** Start of Source document **

Thursday, April 30, 2015

Voice—Development Part One


Workshop: An Introduction to Writing for Children and Young Adults

“It’s about being who we are--that will determine what we do.” Jay Kesler

Even our dream projects have the ability to grind us down emotionally, mentally, and spirituality because of excessive demands, or time constraints, or unexpected urgent issues that upend our day. It’s easy to get sidetracked from our creative process.  And get sidetracked from finding our personal creative voice for our stories. There are whole books written on creative process, so here are just a few basic thoughts that might help focus you on developing voice and story over time. And although I’m only mentioning a few possibilities this blog became so long I’m dividing it into three parts and will post again on Saturday and Tuesday before we dig into specific categories beginning with Picture Books next week.



One: Identify Your Creative Process

Creative Process in writing requires three parts: generate the material, shape the material (either to audience or form), and read/polish the material. Or create, construct and craft. All three need to be fed—all three interconnect.

One of Sarah Domet driving philosophies for her book, 90 Days To Your Novel, states, “If you do not write on a daily basis, or a near daily basis, you are not a writer.”  Yet, knowing how jumbled my own schedules have been over the years, I think the key is really consistency. Whether writing daily, bi-weekly, weekends, or for once a month mini marathons, once you choose what works within your life—make a commitment to it and don’t let go except for disaster interruptions.

** End of Source document **
** Start of Extracted data **

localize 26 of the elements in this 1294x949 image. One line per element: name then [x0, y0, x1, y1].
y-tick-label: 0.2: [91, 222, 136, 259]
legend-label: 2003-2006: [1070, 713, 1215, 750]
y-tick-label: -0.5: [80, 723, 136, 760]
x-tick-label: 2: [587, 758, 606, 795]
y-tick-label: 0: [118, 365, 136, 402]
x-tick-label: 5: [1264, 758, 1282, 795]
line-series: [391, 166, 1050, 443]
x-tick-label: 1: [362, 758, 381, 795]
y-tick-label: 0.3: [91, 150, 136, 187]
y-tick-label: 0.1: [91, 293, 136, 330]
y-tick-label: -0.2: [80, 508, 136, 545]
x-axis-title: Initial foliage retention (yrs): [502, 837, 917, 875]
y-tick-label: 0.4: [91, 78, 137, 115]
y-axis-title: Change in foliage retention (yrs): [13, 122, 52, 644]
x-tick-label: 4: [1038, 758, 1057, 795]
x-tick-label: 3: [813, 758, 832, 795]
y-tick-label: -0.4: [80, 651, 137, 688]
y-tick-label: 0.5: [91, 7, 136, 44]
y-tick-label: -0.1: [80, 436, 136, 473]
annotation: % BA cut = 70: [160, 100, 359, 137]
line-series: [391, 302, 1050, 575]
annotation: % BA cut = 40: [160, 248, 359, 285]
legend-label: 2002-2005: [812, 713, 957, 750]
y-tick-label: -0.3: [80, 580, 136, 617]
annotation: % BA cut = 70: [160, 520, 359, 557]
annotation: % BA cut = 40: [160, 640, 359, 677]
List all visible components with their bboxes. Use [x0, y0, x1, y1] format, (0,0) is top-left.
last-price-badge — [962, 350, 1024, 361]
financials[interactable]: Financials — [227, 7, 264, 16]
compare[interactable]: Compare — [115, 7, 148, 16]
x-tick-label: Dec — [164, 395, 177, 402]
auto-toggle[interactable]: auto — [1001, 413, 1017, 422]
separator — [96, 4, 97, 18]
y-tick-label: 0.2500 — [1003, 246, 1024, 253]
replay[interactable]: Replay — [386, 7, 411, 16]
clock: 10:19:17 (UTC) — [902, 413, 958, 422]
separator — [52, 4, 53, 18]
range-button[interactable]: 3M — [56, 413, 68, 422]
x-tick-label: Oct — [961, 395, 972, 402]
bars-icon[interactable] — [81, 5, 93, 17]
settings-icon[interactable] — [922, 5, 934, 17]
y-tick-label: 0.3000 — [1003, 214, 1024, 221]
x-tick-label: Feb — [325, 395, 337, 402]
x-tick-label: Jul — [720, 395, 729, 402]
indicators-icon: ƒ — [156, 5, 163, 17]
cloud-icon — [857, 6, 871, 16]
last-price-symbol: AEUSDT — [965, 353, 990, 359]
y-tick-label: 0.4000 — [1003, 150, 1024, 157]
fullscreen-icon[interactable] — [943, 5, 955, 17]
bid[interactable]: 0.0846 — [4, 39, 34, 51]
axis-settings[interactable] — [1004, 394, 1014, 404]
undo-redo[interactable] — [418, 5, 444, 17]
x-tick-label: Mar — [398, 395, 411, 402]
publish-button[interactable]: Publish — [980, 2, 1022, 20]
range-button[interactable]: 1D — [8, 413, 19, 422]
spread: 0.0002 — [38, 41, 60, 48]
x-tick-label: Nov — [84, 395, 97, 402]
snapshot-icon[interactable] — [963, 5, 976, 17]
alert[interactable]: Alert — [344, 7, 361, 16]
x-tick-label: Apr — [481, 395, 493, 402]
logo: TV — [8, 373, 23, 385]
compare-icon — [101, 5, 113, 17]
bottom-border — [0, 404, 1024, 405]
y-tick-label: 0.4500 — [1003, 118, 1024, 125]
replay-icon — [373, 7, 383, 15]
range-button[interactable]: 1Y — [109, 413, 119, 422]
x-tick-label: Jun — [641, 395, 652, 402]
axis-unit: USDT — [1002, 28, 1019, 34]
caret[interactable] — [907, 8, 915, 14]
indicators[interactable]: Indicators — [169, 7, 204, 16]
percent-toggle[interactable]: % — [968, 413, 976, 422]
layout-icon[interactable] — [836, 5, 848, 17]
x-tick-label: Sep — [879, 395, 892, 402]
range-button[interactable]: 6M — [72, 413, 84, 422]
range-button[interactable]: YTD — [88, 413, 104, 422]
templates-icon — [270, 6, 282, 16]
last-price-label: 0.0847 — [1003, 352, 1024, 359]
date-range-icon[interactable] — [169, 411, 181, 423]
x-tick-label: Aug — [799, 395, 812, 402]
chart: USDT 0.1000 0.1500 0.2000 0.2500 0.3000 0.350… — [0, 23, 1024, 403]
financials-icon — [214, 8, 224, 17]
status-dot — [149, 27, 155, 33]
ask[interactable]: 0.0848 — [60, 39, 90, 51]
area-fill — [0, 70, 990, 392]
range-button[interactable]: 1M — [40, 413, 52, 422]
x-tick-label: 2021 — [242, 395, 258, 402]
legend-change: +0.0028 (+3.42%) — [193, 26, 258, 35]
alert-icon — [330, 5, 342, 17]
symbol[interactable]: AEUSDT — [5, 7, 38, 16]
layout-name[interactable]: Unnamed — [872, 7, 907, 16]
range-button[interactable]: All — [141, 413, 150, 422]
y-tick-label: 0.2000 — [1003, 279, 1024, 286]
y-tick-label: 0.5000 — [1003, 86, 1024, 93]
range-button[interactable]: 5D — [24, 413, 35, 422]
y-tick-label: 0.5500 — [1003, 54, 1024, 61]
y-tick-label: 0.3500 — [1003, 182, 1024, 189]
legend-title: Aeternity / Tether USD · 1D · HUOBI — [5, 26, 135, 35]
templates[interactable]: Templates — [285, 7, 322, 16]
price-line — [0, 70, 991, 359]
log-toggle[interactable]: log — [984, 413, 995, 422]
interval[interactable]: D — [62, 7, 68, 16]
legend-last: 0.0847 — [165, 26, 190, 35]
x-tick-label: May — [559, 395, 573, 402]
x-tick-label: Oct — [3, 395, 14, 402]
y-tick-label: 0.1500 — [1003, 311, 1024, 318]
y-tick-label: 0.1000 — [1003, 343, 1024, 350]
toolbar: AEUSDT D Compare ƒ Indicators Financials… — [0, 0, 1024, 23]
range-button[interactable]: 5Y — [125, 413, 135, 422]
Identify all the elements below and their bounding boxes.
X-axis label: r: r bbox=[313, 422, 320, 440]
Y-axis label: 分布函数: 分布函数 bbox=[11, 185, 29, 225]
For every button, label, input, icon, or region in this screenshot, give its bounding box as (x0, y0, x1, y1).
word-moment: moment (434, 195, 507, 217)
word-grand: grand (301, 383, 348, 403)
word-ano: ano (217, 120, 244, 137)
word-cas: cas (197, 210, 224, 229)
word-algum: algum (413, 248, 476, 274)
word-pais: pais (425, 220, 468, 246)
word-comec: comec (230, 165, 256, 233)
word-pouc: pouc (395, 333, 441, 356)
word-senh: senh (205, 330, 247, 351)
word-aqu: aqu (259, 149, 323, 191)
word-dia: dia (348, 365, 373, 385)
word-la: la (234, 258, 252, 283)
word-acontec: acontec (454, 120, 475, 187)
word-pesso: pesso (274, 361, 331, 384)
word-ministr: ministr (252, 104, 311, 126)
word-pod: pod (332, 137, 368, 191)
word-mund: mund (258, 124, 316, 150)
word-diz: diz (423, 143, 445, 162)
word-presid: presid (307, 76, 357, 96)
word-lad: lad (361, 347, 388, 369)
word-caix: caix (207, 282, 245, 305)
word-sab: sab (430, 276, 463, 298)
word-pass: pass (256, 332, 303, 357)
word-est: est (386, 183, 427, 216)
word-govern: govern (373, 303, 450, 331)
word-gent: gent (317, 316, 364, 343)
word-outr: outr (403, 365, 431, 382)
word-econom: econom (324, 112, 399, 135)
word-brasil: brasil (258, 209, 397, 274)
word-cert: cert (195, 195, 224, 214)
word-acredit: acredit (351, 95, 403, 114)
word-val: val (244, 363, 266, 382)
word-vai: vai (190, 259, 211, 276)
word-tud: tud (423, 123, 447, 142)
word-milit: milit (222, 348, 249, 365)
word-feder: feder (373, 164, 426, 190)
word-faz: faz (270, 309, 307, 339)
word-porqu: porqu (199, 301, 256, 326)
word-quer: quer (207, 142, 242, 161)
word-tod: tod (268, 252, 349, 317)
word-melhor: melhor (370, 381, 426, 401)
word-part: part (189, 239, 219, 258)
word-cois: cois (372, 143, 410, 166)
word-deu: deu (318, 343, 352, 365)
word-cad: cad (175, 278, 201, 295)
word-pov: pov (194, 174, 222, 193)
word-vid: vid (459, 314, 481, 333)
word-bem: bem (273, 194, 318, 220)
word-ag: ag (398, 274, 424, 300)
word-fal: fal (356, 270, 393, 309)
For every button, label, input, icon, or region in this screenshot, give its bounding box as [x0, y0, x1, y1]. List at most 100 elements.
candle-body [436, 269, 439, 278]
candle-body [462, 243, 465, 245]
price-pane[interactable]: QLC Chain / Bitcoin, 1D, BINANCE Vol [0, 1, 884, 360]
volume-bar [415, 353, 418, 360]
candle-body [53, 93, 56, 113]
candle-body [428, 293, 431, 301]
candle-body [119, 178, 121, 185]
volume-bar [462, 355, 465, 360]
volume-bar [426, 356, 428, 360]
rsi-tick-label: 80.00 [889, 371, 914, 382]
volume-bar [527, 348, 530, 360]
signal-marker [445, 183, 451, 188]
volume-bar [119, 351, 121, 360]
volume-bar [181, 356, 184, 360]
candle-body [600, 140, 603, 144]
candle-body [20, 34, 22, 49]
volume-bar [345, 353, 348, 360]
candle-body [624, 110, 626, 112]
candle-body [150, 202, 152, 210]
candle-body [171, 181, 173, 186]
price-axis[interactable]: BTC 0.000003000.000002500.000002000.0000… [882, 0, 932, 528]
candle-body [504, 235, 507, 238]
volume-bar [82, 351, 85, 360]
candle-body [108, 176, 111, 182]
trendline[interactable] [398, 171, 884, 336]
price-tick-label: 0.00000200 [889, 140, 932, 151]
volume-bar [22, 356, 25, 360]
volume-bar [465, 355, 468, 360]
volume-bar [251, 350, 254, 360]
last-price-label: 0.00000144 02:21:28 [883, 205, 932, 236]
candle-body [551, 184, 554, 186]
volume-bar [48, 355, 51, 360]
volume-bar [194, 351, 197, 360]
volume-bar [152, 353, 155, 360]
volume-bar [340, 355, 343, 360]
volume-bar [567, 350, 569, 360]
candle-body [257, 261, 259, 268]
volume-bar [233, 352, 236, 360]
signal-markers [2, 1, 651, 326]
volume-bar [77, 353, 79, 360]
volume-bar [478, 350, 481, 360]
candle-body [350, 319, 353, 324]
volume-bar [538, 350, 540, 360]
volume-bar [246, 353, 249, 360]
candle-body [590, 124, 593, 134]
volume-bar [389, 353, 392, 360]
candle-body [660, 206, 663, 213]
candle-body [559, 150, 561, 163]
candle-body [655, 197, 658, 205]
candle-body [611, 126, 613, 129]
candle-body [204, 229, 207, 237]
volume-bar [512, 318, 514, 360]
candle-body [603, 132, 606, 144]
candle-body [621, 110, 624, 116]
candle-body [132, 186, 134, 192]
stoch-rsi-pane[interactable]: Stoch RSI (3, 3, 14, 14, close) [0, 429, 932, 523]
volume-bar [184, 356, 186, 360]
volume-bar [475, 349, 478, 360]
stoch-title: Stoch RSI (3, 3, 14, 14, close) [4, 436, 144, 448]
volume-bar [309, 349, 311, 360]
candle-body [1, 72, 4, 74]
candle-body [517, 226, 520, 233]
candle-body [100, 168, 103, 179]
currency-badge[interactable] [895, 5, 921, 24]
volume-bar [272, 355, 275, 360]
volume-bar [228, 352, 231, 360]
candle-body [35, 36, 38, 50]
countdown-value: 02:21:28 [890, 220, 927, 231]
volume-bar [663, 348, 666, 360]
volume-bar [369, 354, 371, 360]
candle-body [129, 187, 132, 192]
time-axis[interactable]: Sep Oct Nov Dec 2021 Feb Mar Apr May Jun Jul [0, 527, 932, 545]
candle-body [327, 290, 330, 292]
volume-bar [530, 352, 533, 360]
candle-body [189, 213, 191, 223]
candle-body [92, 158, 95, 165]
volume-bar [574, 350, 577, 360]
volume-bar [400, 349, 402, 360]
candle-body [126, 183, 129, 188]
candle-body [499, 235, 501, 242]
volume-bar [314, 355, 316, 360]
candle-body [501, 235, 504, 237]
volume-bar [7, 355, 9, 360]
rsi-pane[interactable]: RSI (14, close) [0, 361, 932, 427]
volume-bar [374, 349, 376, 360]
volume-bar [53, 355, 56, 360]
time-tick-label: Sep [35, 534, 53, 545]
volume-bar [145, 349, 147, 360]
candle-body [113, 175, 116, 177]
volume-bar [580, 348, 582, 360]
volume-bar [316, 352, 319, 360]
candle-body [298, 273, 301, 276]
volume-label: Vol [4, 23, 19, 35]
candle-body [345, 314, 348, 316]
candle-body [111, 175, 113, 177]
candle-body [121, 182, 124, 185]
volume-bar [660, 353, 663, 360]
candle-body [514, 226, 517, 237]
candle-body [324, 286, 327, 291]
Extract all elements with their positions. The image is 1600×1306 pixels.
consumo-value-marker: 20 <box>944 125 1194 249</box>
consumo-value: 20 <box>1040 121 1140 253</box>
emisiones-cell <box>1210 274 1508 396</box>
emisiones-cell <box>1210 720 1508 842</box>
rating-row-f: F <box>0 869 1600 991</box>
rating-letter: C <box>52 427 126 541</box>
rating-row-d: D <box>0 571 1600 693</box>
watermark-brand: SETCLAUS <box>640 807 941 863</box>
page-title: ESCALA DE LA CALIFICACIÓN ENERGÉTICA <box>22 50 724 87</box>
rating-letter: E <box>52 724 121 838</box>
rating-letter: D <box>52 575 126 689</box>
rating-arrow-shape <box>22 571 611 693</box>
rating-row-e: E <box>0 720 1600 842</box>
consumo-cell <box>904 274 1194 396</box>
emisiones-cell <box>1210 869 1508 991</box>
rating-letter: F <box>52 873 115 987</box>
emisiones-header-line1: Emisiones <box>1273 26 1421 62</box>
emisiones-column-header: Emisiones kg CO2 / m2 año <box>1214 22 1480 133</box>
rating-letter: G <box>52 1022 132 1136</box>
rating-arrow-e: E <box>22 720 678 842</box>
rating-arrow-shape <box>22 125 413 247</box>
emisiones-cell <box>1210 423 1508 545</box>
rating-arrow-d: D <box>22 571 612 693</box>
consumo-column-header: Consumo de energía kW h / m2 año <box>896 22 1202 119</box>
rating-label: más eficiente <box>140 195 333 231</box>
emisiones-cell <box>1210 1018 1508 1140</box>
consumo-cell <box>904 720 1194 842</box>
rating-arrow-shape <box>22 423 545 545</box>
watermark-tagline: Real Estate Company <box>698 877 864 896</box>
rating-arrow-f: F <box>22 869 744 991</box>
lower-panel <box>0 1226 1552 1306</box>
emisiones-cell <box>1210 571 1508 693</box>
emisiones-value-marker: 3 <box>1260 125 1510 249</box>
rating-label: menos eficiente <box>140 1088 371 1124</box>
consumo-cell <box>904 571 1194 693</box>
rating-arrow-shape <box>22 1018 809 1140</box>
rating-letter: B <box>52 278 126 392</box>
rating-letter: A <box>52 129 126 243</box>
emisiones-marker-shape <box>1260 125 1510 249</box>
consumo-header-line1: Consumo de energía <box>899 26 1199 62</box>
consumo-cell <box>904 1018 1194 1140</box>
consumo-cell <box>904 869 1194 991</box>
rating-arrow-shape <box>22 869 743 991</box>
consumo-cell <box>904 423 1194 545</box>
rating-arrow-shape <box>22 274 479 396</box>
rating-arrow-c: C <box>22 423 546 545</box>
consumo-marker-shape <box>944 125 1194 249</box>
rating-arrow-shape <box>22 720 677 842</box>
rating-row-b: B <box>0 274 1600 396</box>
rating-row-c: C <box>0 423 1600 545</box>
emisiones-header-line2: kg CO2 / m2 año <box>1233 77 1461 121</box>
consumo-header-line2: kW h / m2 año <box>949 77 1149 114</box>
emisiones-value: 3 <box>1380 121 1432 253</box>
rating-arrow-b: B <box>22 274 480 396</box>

** End of Extracted data **

[Exercise tasks]
1: Answer these questions about the voice development post:
(a) What three parts does the post say creative process in writing requires?
(b) What is the title of Sarah Domet's book quoted in the post?
(c) Which category will the specific discussions begin with next week?
2: Pick up the voice development post right after its final sentence and write the next few paragraphs.
The records have no connection to the voice development post.

[Per-task answers]
1:
(a) Generating the material, shaping the material (to audience or form), and reading/polishing the material.
(b) 90 Days To Your Novel.
(c) Picture Books.

2:
James Scott Bell advises becoming “a snatcher of time.” He recommends taking a blank weekly calendar and darkening all the blocks that are obligations. Then look at the empties. Fill them up with writing appointments.

Time is a rich commodity. Take your creative pulse. When are you most alert to write new material? What can you nurture in slower stages of your day? Find your balance between create mode and critique mode and keep them separate.

Also be aware that there are often three main obstacles to goals that can effect your process. Perfectionism. Fear. Procrastination. Being stuck can also be part of the creative process too thought, so when that happens take time to ask questions to the answers you do not know. But sometimes we need to have a concrete time in order to write towards. Sometimes the story needs space to unfold and we need to give it the quiet and time to develop.


Action Steps:

1.      Keep track of how you use your unscheduled time over the next week.
2.     Pay attention to whatever obstacles block your creative projects. Perfectionism. Fear. Procrastination. Write down one action or shift in thinking that you use to overcome this attitude no matter what you are doing.

Share: How can you adapt this defense to your writing time?